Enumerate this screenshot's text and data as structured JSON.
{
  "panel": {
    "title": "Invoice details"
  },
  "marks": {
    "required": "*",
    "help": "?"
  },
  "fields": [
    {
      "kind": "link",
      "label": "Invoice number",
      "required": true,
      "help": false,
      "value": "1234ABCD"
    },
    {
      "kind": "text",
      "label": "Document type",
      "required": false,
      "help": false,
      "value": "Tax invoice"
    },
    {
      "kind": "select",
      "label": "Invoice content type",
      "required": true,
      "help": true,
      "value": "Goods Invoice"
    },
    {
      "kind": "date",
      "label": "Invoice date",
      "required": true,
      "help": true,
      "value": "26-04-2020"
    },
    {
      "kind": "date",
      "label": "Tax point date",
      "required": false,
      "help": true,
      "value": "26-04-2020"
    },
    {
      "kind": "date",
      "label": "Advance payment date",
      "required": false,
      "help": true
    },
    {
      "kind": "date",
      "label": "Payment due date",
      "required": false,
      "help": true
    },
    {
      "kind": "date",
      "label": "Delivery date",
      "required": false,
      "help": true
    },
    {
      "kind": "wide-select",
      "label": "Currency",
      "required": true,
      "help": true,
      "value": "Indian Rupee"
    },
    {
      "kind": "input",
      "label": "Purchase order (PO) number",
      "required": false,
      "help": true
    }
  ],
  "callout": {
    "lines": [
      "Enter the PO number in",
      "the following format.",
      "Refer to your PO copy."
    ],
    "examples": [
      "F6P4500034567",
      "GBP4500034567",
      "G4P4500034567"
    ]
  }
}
◇ ◇ ◇
Find each line holding the string "number" and copy it out.

Answer for this exercise:
      "label": "Invoice number",
      "label": "Purchase order (PO) number",
      "Enter the PO number in",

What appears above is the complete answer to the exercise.